## MATERIAL TO PROCESS
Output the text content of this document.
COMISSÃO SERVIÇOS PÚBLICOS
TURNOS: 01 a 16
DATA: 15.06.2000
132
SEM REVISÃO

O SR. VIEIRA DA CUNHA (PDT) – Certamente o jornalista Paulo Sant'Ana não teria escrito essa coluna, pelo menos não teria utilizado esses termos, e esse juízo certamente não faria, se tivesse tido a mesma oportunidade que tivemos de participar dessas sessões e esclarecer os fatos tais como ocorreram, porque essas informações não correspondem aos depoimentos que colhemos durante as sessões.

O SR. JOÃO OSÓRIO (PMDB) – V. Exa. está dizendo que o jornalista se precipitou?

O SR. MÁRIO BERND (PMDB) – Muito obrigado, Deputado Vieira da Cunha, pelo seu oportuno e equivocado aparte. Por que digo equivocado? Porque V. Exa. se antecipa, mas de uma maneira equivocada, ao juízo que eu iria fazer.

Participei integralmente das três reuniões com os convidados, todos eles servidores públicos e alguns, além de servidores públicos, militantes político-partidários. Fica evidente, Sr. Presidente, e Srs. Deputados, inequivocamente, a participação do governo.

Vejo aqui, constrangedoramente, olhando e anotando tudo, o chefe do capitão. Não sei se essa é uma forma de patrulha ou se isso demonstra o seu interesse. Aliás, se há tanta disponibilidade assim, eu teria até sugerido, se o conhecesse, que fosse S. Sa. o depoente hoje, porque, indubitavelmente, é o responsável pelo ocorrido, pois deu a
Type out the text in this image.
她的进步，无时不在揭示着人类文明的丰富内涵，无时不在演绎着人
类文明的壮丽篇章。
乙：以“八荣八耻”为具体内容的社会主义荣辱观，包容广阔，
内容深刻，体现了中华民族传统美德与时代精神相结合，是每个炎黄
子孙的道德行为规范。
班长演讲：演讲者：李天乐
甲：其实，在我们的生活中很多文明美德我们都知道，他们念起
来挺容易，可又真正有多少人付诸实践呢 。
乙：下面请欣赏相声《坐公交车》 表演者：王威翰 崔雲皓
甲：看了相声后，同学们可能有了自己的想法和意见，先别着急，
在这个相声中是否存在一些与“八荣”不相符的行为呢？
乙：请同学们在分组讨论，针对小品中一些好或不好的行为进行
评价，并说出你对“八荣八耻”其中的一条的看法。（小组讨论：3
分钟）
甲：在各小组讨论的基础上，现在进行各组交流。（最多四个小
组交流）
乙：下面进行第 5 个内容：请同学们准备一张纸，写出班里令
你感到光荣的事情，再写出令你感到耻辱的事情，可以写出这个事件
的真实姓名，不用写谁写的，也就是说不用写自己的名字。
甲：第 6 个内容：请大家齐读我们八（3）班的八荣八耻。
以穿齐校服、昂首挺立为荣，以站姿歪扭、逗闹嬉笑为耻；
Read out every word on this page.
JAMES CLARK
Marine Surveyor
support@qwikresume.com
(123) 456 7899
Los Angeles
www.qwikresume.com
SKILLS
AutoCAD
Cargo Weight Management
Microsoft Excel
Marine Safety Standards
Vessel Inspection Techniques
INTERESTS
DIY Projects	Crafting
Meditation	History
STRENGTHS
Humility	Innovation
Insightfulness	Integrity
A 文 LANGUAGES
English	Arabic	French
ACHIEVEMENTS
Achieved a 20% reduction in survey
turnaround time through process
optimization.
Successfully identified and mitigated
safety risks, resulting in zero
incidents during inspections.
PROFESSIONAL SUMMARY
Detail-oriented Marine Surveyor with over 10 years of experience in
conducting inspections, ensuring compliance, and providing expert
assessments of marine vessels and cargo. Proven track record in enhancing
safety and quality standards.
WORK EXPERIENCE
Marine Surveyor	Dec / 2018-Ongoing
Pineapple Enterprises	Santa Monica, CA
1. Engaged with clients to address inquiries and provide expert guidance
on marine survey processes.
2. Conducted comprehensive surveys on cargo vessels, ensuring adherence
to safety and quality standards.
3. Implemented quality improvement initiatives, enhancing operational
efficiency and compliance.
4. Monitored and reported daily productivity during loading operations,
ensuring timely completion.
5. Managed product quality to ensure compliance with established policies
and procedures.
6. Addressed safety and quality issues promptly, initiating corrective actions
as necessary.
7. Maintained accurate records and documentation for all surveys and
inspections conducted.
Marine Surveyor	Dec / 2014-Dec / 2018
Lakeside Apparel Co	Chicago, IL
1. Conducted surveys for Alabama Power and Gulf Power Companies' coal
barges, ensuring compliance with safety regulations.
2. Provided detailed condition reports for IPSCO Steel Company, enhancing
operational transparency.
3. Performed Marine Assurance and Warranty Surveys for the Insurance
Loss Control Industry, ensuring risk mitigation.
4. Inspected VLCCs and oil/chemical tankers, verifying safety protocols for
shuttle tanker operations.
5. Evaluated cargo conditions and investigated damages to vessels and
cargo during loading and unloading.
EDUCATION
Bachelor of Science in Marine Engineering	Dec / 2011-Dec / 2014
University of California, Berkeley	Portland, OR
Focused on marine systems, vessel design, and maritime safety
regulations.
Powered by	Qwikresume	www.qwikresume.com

## TASK DESCRIPTION
Work out how many lines of the data above hold the word "during", and write only the count.

## RESULT FOR THIS EXERCISE
3